Given exercise = Output every entry exactly as written, but omit the pictures.

Record excerpts =
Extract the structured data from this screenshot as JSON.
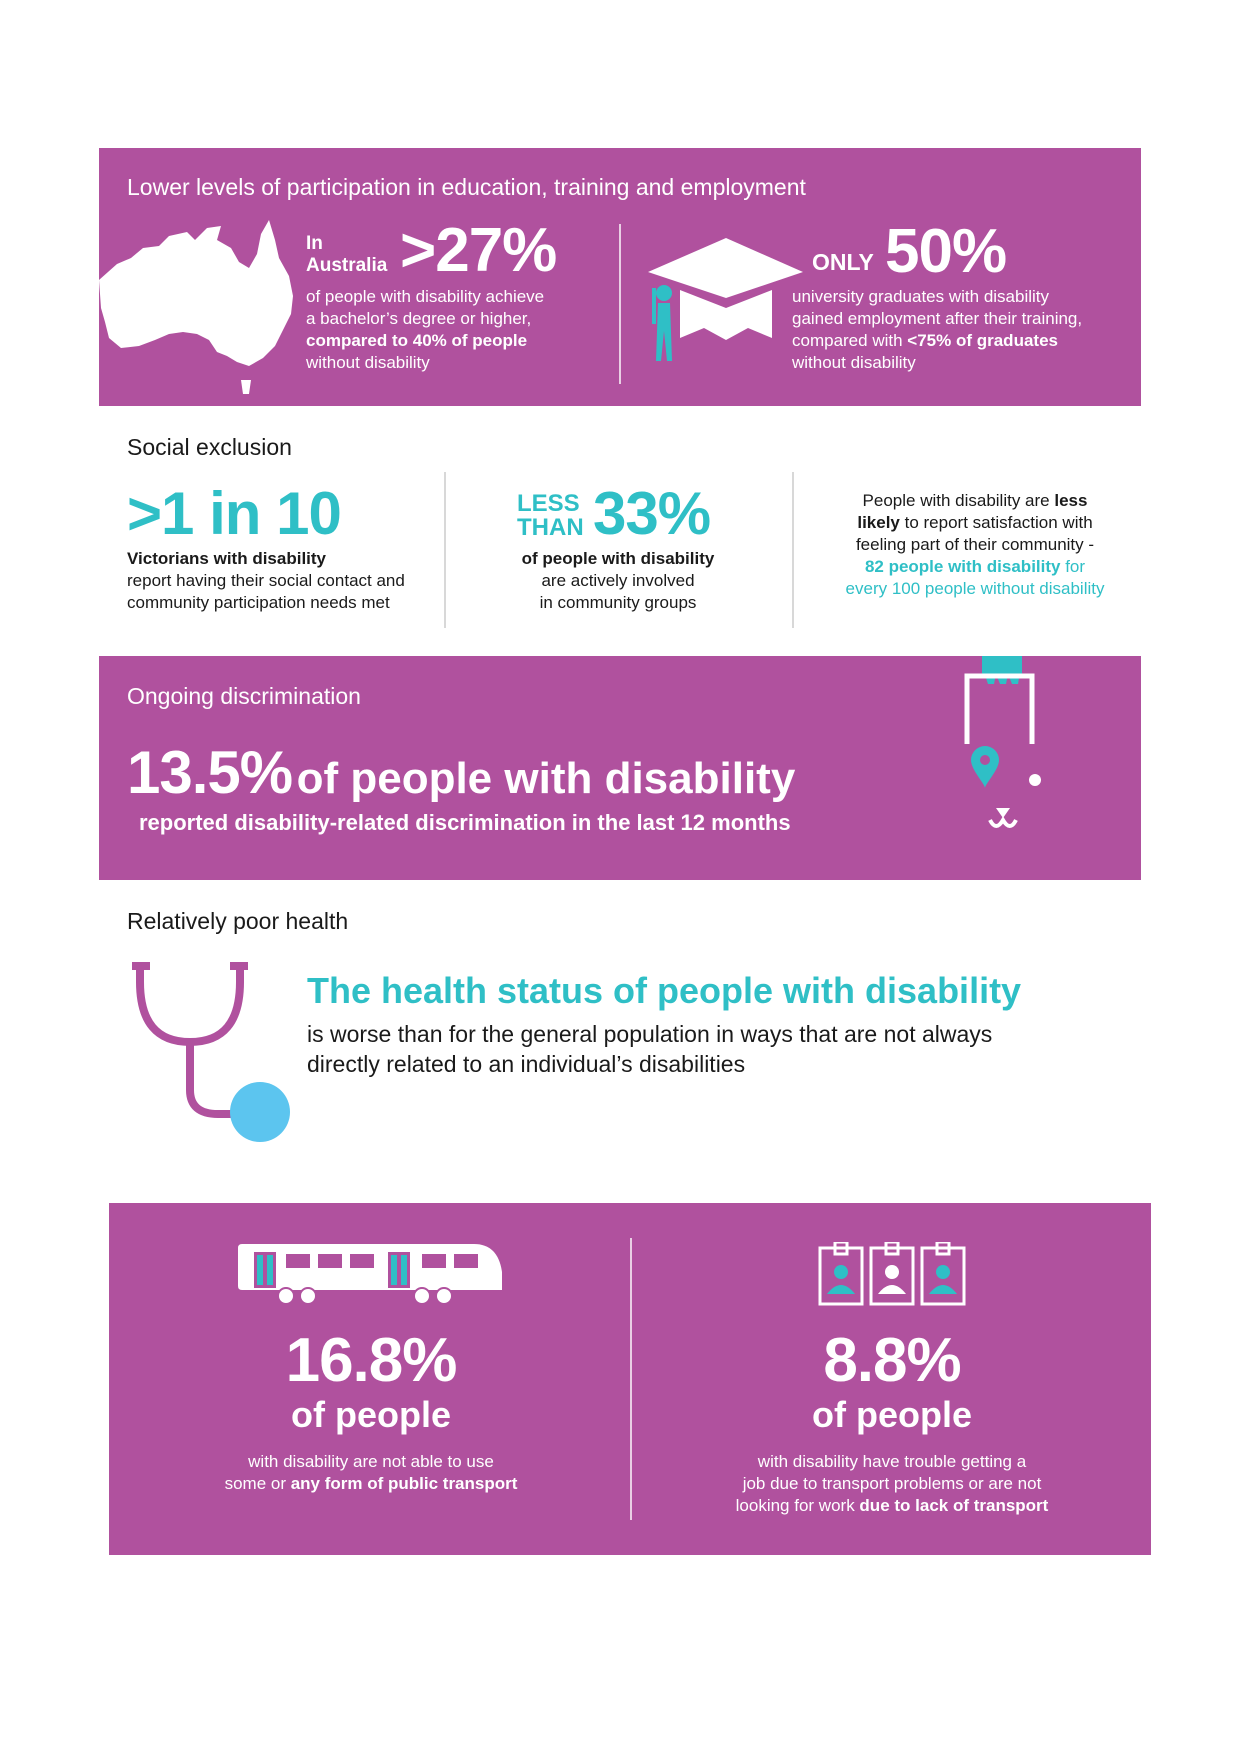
{
  "education": {
    "title": "Lower levels of participation in education, training and employment",
    "left": {
      "prefix_line1": "In",
      "prefix_line2": "Australia",
      "stat": ">27%",
      "text1": "of people with disability achieve",
      "text2": "a bachelor’s degree or higher,",
      "text3_bold": "compared to 40% of people",
      "text4": "without disability"
    },
    "right": {
      "prefix": "ONLY",
      "stat": "50%",
      "text1": "university graduates with disability",
      "text2": "gained employment after their training,",
      "text3": "compared with ",
      "text3_bold": "<75% of graduates",
      "text4": "without disability"
    }
  },
  "social": {
    "title": "Social exclusion",
    "col1": {
      "stat": ">1 in 10",
      "bold": "Victorians with disability",
      "text1": "report having their social contact and",
      "text2": "community participation needs met"
    },
    "col2": {
      "prefix1": "LESS",
      "prefix2": "THAN",
      "stat": "33%",
      "bold": "of people with disability",
      "text1": "are actively involved",
      "text2": "in community groups"
    },
    "col3": {
      "t1": "People with disability are ",
      "t1_bold": "less",
      "t2_bold": "likely",
      "t2": " to report satisfaction with",
      "t3": "feeling part of their community -",
      "t4_bold": "82 people with disability",
      "t4": " for",
      "t5": "every 100 people without disability"
    }
  },
  "discrimination": {
    "title": "Ongoing discrimination",
    "stat": "13.5%",
    "stat_rest": "of people with disability",
    "subtext": "reported disability-related discrimination in the last 12 months"
  },
  "health": {
    "title": "Relatively poor health",
    "headline": "The health status of people with disability",
    "text1": "is worse than for the general population in ways that are not always",
    "text2": "directly related to an individual’s disabilities"
  },
  "transport": {
    "left": {
      "stat": "16.8%",
      "sub": "of people",
      "text1": "with disability are not able to use",
      "text2": "some or ",
      "text2_bold": "any form of public transport"
    },
    "right": {
      "stat": "8.8%",
      "sub": "of people",
      "text1": "with disability have trouble getting a",
      "text2": "job due to transport problems or are not",
      "text3": "looking for work ",
      "text3_bold": "due to lack of transport"
    }
  },
  "colors": {
    "panel": "#b0519e",
    "teal": "#2fbfc6",
    "light_blue": "#5cc5ef"
  },
  "icons": [
    "australia-map-icon",
    "graduation-cap-icon",
    "graduate-person-icon",
    "guide-dog-icon",
    "stethoscope-icon",
    "train-icon",
    "id-badge-icon"
  ]
}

Written response =
Extract the structured data from this screenshot as JSON.
{
  "education": {
    "title": "Lower levels of participation in education, training and employment",
    "left": {
      "prefix_line1": "In",
      "prefix_line2": "Australia",
      "stat": ">27%",
      "text1": "of people with disability achieve",
      "text2": "a bachelor’s degree or higher,",
      "text3_bold": "compared to 40% of people",
      "text4": "without disability"
    },
    "right": {
      "prefix": "ONLY",
      "stat": "50%",
      "text1": "university graduates with disability",
      "text2": "gained employment after their training,",
      "text3": "compared with ",
      "text3_bold": "<75% of graduates",
      "text4": "without disability"
    }
  },
  "social": {
    "title": "Social exclusion",
    "col1": {
      "stat": ">1 in 10",
      "bold": "Victorians with disability",
      "text1": "report having their social contact and",
      "text2": "community participation needs met"
    },
    "col2": {
      "prefix1": "LESS",
      "prefix2": "THAN",
      "stat": "33%",
      "bold": "of people with disability",
      "text1": "are actively involved",
      "text2": "in community groups"
    },
    "col3": {
      "t1": "People with disability are ",
      "t1_bold": "less",
      "t2_bold": "likely",
      "t2": " to report satisfaction with",
      "t3": "feeling part of their community -",
      "t4_bold": "82 people with disability",
      "t4": " for",
      "t5": "every 100 people without disability"
    }
  },
  "discrimination": {
    "title": "Ongoing discrimination",
    "stat": "13.5%",
    "stat_rest": "of people with disability",
    "subtext": "reported disability-related discrimination in the last 12 months"
  },
  "health": {
    "title": "Relatively poor health",
    "headline": "The health status of people with disability",
    "text1": "is worse than for the general population in ways that are not always",
    "text2": "directly related to an individual’s disabilities"
  },
  "transport": {
    "left": {
      "stat": "16.8%",
      "sub": "of people",
      "text1": "with disability are not able to use",
      "text2": "some or ",
      "text2_bold": "any form of public transport"
    },
    "right": {
      "stat": "8.8%",
      "sub": "of people",
      "text1": "with disability have trouble getting a",
      "text2": "job due to transport problems or are not",
      "text3": "looking for work ",
      "text3_bold": "due to lack of transport"
    }
  },
  "colors": {
    "panel": "#b0519e",
    "teal": "#2fbfc6",
    "light_blue": "#5cc5ef"
  },
  "icons": [
    "australia-map-icon",
    "graduation-cap-icon",
    "graduate-person-icon",
    "guide-dog-icon",
    "stethoscope-icon",
    "train-icon",
    "id-badge-icon"
  ]
}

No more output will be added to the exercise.